--- begin Exercise materials ---

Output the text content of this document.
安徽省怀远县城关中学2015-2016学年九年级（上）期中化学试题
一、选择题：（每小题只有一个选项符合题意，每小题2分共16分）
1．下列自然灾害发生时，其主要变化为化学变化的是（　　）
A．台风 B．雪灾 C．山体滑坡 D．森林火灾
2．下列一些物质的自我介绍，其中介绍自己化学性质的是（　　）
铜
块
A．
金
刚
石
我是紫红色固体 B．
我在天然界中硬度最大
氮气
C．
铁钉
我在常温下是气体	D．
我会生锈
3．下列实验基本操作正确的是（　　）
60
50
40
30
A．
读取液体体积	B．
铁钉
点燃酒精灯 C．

--- end Exercise materials ---
--- begin Exercise materials ---

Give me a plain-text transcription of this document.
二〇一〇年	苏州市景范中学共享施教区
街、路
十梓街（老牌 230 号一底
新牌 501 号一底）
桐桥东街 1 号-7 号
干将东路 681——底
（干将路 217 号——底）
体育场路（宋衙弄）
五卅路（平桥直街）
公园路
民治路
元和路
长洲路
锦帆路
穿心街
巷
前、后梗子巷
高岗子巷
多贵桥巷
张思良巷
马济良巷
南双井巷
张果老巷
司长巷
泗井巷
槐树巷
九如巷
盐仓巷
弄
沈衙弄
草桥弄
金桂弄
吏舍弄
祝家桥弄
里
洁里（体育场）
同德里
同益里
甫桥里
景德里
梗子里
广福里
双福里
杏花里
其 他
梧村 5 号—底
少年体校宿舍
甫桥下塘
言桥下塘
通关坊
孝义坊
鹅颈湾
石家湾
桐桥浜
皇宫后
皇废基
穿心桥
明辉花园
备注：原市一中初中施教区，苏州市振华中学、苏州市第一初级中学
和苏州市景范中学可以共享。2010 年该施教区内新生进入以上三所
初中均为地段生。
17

--- end Exercise materials ---
--- begin Exercise materials ---

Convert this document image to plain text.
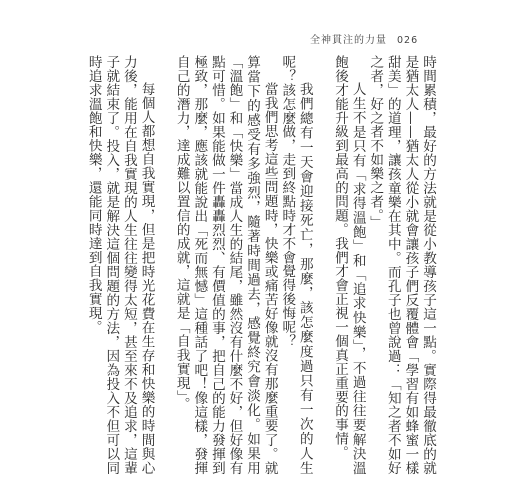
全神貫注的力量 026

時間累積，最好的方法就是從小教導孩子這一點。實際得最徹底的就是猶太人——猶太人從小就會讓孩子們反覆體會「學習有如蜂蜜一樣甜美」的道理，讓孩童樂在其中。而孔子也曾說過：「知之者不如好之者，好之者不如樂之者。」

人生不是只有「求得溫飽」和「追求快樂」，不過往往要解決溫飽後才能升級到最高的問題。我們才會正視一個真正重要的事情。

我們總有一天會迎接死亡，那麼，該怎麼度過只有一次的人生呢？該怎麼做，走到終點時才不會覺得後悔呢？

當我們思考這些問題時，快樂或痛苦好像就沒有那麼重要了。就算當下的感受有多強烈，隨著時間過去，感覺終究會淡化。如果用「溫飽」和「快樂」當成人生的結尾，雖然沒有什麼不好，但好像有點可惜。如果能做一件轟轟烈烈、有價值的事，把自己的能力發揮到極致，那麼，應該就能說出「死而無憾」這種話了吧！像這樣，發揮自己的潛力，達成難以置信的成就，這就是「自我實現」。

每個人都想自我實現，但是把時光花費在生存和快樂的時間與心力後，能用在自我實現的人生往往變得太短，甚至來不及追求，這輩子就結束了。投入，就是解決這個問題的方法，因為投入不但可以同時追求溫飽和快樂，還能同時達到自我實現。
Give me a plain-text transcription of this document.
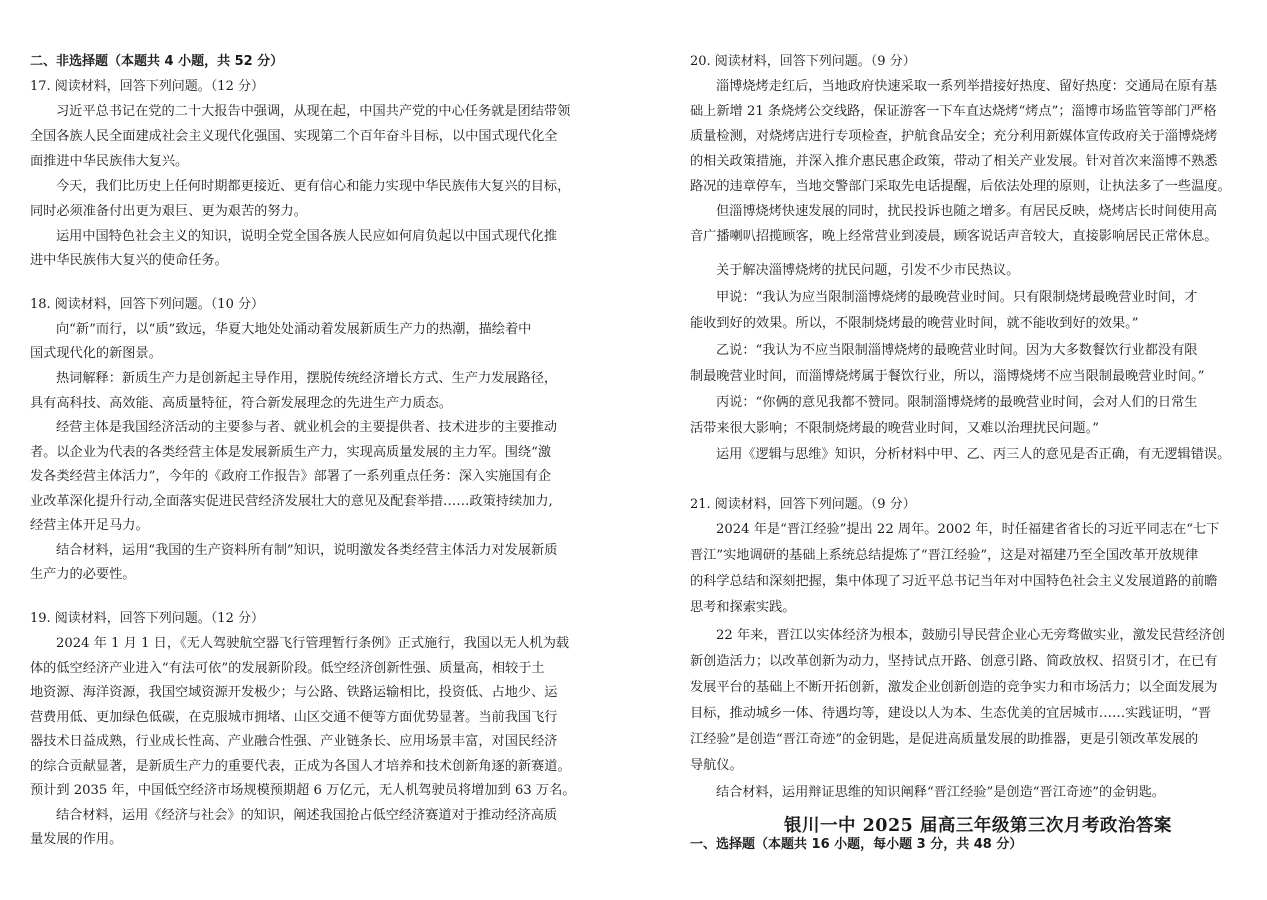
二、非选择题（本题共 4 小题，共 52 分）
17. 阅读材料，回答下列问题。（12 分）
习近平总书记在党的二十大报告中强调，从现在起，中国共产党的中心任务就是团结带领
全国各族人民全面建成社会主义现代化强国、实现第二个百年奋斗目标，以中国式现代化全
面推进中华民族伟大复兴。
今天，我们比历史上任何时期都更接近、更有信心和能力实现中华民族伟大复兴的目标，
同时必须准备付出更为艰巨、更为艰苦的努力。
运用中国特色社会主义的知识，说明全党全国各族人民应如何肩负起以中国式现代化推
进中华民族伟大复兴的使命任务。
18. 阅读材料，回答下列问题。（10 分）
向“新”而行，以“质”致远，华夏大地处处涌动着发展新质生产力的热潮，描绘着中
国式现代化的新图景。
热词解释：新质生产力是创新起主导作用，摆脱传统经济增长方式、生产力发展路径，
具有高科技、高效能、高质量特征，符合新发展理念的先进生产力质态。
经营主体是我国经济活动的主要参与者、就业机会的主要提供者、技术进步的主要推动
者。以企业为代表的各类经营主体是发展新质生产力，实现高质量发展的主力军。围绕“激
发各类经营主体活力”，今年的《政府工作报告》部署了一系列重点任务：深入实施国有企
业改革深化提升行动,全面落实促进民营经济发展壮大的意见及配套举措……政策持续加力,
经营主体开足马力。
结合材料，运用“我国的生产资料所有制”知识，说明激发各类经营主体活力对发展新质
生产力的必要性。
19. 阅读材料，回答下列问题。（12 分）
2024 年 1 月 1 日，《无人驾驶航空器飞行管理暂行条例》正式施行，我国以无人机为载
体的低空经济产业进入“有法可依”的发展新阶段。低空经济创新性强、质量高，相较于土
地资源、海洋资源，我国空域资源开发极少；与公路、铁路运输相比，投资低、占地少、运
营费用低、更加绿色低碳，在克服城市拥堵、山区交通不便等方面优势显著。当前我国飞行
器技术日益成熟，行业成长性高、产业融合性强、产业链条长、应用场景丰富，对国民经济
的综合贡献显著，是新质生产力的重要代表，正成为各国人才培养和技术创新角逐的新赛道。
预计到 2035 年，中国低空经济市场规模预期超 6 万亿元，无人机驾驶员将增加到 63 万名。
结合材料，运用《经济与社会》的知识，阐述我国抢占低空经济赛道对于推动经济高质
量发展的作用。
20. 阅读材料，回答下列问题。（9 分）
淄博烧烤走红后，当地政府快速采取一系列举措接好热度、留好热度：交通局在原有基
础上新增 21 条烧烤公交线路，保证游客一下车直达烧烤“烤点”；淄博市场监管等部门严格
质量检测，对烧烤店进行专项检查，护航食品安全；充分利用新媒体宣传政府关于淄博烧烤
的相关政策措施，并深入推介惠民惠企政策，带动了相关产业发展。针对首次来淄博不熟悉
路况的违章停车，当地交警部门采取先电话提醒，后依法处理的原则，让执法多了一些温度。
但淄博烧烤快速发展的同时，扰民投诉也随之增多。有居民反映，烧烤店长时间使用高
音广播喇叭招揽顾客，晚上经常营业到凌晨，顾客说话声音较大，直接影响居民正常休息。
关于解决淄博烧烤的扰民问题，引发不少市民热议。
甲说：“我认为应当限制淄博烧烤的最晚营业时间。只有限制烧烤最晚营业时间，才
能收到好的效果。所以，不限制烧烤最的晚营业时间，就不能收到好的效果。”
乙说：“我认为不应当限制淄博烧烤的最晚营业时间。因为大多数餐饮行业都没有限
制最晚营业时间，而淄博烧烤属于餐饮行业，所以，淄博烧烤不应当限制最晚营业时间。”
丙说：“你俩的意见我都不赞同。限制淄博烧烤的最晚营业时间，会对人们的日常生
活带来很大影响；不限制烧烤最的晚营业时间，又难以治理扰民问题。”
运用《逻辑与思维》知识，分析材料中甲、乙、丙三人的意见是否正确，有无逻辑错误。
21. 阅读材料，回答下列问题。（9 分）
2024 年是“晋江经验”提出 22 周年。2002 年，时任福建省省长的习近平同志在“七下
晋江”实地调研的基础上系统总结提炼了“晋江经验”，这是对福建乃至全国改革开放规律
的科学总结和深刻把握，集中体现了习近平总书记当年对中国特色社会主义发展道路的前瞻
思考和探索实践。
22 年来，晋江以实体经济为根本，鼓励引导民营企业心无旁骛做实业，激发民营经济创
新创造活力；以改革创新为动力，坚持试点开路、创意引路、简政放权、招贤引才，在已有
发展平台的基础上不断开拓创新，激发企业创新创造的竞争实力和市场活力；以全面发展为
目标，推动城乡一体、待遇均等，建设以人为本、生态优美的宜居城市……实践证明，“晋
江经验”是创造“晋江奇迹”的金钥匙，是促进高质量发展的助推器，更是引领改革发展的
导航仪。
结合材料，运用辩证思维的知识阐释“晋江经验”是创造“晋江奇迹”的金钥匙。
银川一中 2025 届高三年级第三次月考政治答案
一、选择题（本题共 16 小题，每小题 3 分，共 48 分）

--- end Exercise materials ---

- Instructions for the task -
All lines above containing the string "text" are to be collected.

- Expected answer -
Output the text content of this document.
Give me a plain-text transcription of this document.
Convert this document image to plain text.
Give me a plain-text transcription of this document.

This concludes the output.